Please copy every line of the records below that holds the word "bandwith".

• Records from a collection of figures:
.....
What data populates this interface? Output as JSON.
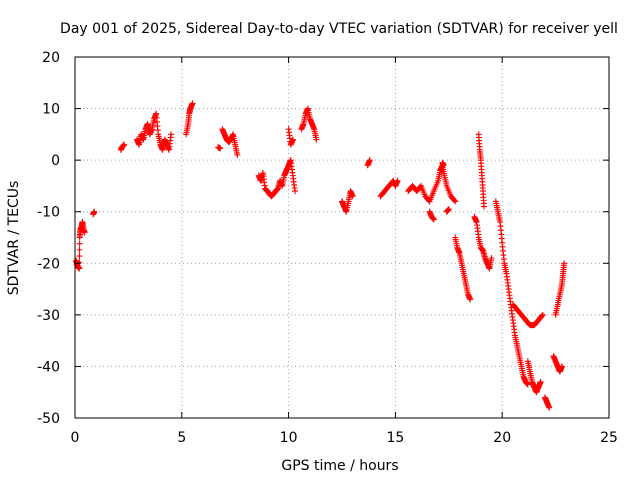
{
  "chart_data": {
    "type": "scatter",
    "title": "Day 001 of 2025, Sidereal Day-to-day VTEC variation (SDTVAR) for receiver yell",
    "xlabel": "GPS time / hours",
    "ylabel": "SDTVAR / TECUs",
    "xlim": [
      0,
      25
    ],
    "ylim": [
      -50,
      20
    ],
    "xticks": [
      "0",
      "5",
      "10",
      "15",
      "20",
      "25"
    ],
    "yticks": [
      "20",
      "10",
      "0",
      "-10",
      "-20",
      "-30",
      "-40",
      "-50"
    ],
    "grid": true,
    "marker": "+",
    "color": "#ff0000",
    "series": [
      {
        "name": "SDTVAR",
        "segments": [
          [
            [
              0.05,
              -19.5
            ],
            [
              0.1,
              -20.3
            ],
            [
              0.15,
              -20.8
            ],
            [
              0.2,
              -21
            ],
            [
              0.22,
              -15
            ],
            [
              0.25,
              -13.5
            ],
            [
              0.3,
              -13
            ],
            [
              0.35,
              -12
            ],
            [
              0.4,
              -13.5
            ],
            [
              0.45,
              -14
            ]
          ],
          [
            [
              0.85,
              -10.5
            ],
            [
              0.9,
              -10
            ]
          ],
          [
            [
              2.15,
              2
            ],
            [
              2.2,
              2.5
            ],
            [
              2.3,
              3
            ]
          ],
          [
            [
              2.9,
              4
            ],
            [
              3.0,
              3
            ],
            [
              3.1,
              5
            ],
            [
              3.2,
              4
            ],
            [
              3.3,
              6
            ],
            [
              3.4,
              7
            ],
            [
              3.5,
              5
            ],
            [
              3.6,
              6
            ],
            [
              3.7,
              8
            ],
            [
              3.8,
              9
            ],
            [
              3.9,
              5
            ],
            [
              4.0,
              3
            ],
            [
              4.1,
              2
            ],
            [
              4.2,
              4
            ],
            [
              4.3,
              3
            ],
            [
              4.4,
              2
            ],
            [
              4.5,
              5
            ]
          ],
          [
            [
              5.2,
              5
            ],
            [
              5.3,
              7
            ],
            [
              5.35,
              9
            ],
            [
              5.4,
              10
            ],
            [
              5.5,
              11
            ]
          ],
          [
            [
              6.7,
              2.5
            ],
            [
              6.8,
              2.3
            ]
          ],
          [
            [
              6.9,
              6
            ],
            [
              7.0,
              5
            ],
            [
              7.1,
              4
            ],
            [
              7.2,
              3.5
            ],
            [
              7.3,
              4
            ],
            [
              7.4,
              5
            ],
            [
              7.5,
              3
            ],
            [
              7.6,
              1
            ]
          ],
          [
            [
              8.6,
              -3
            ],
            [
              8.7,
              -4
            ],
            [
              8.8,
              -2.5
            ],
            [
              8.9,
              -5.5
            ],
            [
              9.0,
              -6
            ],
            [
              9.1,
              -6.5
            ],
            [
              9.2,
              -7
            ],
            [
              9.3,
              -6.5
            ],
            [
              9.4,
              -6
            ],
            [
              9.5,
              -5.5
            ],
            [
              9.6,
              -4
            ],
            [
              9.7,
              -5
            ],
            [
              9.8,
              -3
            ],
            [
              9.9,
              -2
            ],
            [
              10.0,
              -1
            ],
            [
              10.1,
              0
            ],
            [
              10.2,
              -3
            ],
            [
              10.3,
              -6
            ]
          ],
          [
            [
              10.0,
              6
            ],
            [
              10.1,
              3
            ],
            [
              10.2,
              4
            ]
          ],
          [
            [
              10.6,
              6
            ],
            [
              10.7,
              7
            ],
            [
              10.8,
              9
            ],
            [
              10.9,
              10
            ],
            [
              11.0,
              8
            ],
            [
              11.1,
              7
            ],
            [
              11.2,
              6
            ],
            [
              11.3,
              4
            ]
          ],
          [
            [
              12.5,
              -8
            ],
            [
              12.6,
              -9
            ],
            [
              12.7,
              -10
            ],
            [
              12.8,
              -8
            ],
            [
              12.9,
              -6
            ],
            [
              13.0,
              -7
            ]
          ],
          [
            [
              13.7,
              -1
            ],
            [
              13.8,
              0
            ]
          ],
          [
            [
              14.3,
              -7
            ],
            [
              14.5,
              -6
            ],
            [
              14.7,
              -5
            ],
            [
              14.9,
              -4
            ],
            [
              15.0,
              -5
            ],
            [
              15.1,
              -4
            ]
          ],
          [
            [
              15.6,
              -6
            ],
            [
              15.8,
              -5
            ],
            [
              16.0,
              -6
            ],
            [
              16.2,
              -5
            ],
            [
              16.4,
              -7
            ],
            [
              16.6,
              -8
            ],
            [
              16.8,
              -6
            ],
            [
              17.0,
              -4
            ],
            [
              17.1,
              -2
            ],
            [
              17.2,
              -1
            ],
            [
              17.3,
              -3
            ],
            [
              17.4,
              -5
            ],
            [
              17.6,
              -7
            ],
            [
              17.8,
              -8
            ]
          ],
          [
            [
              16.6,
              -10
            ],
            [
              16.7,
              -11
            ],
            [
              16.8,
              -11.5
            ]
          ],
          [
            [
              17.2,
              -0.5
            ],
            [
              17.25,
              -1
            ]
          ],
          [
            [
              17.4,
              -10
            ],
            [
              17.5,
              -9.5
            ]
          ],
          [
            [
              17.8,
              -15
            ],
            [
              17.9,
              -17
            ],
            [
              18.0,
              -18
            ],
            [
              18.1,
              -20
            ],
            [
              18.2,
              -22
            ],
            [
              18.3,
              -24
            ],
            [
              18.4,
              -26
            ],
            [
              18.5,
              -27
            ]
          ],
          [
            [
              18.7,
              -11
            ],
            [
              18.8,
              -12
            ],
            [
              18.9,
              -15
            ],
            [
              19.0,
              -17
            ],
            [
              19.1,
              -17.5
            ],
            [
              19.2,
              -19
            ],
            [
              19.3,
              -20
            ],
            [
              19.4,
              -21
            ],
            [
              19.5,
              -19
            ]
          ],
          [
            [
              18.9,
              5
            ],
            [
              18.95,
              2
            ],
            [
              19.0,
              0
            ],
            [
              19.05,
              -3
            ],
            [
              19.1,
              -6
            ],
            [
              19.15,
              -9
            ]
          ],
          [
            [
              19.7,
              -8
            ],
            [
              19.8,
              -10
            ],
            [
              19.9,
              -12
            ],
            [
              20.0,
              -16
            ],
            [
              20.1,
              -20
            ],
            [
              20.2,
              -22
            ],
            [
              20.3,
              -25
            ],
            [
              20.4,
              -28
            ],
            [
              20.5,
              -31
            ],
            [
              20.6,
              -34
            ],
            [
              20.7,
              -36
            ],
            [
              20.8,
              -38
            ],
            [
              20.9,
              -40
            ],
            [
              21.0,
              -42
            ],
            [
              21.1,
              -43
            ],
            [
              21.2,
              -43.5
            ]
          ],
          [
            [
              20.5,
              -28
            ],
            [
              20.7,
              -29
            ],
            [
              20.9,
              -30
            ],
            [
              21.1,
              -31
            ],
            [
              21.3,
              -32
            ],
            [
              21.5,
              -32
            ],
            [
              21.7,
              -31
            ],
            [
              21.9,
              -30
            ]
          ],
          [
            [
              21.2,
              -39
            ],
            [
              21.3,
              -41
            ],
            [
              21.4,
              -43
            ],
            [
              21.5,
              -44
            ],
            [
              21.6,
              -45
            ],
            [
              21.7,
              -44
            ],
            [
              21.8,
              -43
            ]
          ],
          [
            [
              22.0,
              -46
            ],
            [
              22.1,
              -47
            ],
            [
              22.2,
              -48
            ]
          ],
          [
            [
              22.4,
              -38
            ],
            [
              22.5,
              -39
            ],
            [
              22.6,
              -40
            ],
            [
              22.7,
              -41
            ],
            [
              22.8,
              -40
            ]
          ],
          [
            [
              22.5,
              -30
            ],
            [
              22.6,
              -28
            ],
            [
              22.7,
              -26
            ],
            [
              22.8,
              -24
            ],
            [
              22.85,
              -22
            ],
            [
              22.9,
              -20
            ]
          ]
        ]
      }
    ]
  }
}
.....
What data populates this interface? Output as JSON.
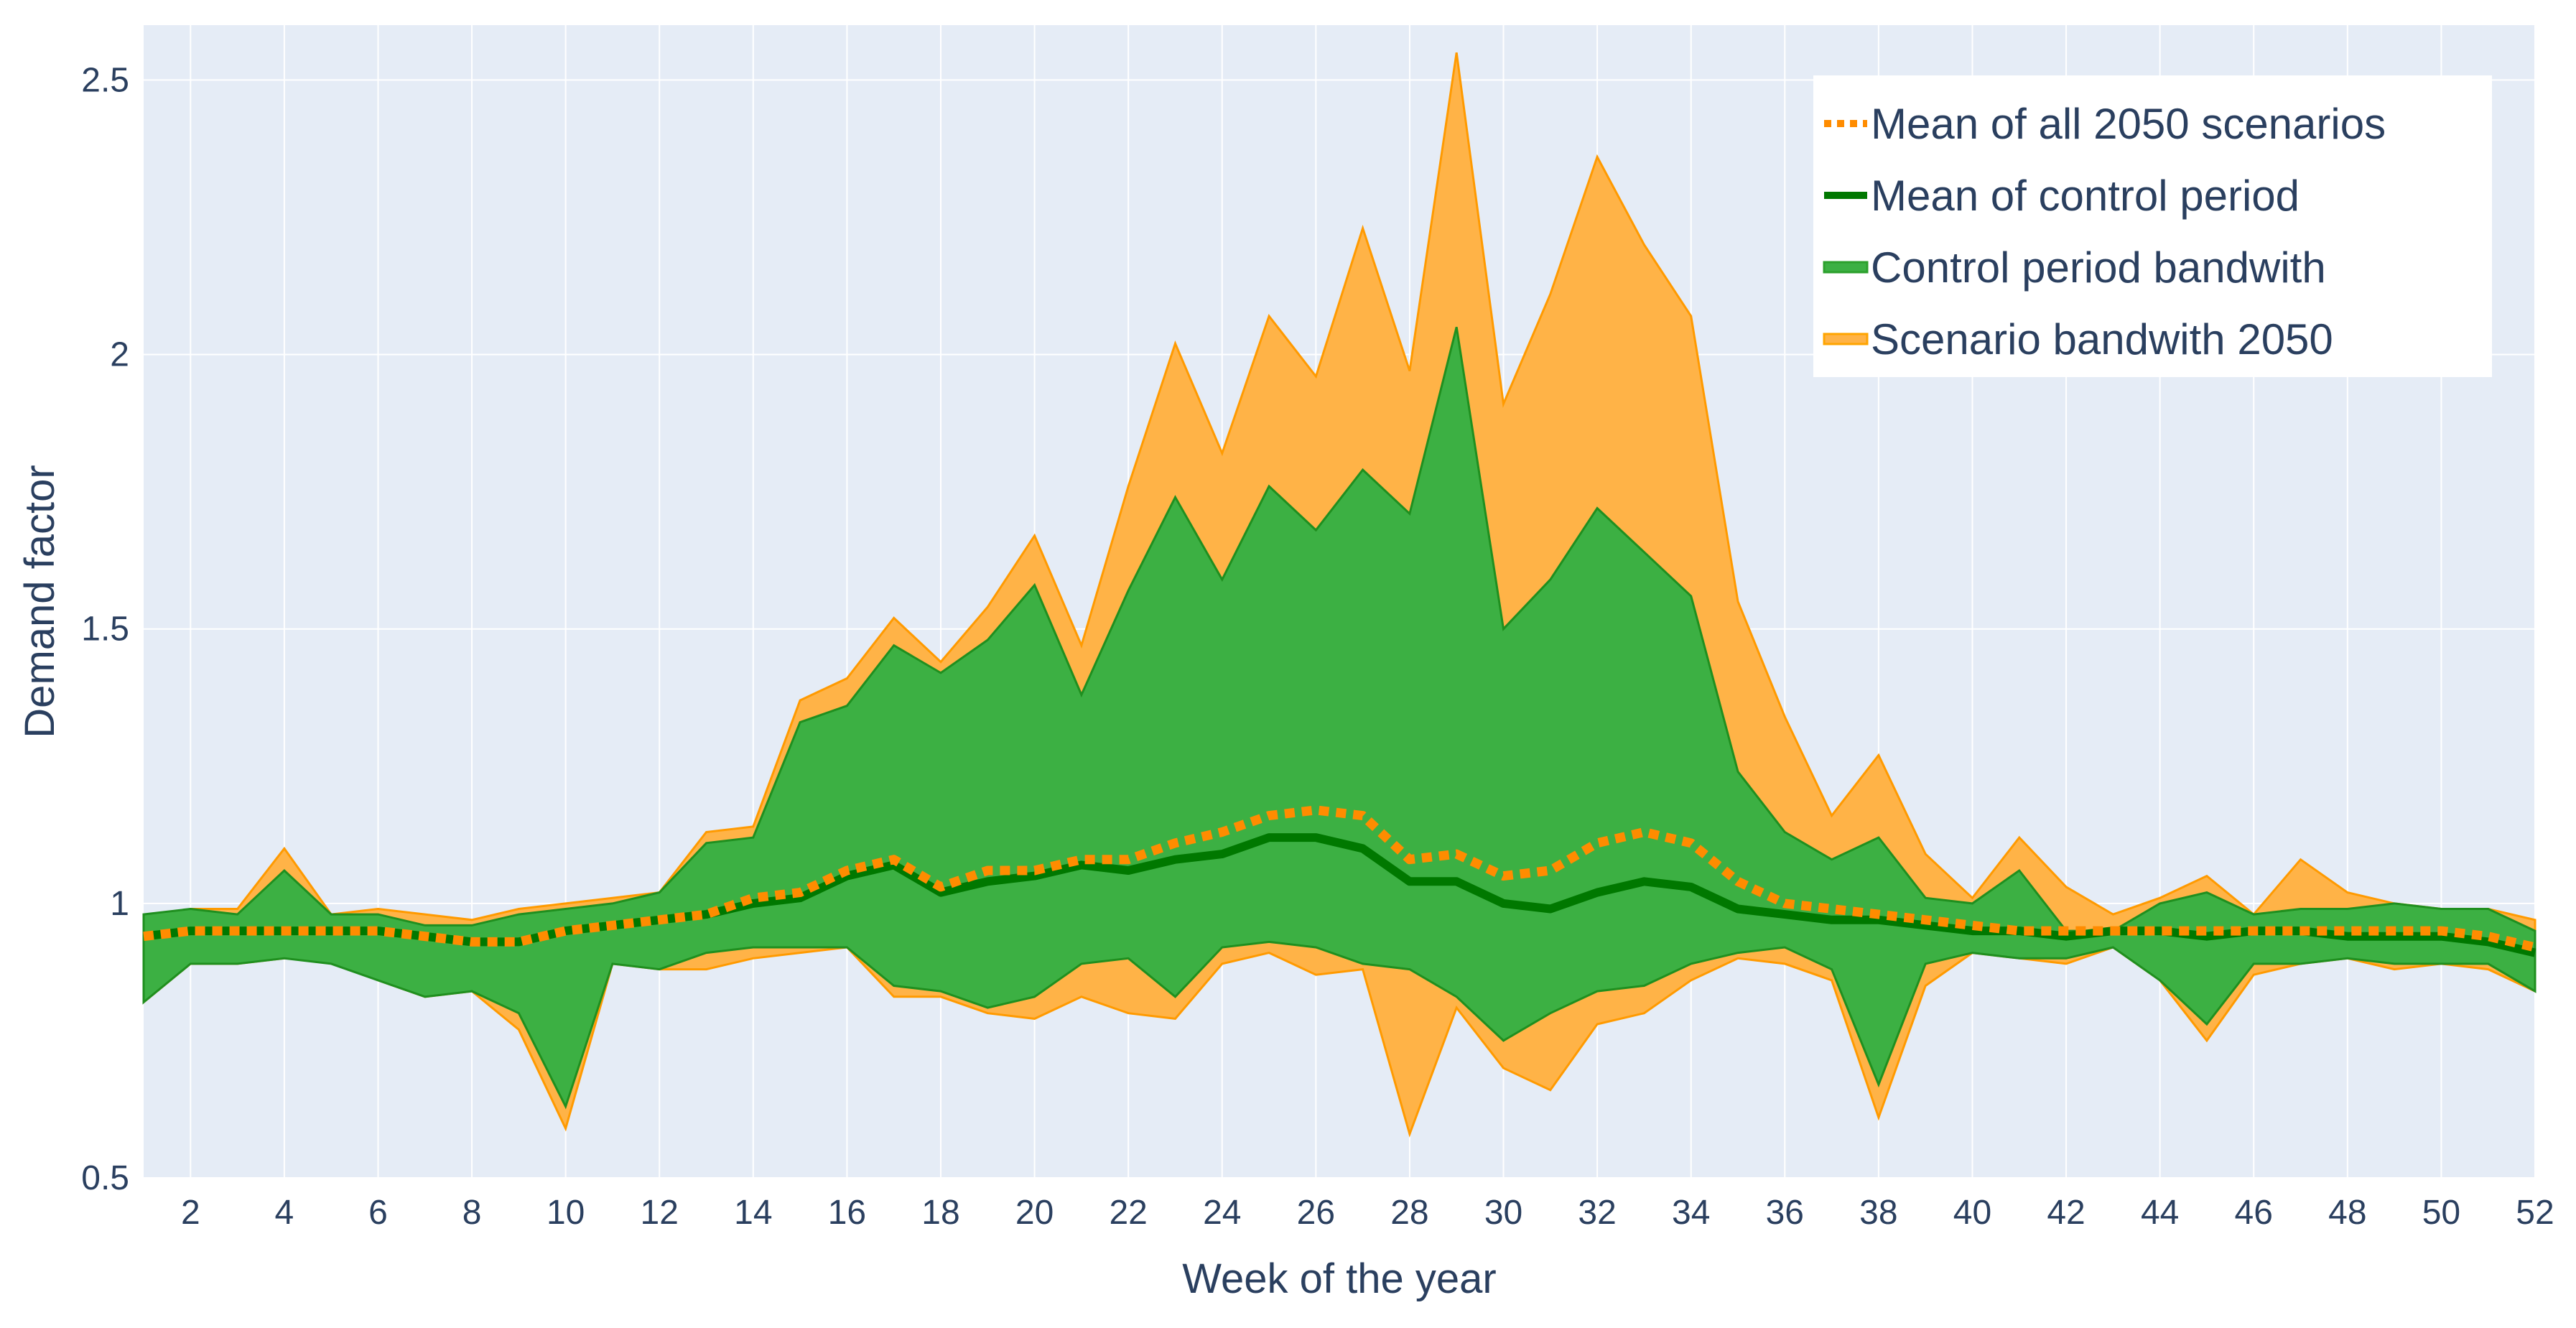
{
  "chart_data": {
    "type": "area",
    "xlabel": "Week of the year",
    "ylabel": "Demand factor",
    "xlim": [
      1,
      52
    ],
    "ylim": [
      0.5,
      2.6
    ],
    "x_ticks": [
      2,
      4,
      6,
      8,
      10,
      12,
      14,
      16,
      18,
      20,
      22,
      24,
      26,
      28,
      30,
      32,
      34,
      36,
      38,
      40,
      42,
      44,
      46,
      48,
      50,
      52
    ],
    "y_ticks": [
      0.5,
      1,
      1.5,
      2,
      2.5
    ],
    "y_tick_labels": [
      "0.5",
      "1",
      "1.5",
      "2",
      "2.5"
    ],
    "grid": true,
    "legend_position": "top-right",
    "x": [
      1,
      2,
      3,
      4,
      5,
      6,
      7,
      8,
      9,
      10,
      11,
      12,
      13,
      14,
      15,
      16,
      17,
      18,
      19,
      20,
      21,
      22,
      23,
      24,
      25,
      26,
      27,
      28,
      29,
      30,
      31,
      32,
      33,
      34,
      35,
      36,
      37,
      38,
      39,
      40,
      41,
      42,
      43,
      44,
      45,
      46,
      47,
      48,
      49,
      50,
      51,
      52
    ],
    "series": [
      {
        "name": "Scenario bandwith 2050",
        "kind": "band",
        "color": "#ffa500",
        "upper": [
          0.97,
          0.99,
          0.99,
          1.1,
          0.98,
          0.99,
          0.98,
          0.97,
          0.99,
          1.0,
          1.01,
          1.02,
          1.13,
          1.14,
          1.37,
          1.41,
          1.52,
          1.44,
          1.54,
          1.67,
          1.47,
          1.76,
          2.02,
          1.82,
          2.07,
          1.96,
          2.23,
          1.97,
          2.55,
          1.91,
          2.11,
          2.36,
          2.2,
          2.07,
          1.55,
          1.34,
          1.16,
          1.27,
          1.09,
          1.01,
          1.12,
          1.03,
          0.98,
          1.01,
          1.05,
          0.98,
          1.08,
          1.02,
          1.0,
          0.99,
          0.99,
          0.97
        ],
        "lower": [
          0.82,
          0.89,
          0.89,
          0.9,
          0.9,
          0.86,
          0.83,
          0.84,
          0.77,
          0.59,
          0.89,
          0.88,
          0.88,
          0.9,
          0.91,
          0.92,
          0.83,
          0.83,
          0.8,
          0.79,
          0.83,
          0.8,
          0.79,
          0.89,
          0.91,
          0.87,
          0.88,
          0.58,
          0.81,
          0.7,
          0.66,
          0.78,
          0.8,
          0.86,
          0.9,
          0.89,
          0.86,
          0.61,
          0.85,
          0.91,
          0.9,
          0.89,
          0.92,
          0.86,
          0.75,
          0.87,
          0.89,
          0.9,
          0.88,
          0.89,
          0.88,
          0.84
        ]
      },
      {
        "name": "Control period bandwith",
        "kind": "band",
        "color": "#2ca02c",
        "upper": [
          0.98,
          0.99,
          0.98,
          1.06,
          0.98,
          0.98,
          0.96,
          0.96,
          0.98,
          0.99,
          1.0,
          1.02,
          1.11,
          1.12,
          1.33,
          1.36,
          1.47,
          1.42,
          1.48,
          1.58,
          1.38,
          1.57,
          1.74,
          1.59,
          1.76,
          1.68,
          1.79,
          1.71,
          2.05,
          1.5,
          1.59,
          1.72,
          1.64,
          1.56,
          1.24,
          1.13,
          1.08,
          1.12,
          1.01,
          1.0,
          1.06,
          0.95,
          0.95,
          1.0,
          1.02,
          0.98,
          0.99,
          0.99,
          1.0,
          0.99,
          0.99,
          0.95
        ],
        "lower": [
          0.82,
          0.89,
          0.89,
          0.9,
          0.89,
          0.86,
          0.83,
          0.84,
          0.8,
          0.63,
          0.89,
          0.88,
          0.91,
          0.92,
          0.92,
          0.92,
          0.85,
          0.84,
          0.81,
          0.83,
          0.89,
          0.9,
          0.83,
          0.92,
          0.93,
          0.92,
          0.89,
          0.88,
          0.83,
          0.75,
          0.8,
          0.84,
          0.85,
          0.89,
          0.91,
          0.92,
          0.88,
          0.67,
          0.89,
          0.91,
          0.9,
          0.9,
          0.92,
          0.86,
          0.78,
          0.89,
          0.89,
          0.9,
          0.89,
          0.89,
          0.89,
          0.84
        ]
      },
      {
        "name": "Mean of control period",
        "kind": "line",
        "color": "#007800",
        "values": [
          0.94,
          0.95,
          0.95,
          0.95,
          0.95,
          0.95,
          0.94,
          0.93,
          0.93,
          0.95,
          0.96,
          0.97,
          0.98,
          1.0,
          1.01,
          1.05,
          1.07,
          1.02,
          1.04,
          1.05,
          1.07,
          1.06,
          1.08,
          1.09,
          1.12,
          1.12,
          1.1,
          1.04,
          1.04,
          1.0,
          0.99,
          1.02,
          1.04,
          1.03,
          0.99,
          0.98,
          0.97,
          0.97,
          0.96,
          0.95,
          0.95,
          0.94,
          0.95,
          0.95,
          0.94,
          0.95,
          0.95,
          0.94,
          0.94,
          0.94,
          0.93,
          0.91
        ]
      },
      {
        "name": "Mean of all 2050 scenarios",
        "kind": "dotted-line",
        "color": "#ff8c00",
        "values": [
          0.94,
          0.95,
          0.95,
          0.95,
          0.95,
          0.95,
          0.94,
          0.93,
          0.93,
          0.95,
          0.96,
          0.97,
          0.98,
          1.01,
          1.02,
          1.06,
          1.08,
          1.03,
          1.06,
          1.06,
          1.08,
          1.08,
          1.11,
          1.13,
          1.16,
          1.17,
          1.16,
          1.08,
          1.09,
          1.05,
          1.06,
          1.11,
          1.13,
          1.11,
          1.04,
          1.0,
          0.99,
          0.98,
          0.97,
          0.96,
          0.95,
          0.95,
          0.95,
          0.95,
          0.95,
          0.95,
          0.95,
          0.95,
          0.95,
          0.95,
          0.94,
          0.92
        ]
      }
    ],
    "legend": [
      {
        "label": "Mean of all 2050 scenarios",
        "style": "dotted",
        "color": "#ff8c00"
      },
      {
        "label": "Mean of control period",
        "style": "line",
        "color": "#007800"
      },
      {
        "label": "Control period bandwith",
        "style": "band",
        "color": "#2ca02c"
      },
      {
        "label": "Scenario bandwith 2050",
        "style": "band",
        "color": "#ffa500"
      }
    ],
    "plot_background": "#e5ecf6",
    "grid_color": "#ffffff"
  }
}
.....
• TASK RESPONSE:
        "name": "Scenario bandwith 2050",
        "name": "Control period bandwith",
        "label": "Control period bandwith",
        "label": "Scenario bandwith 2050",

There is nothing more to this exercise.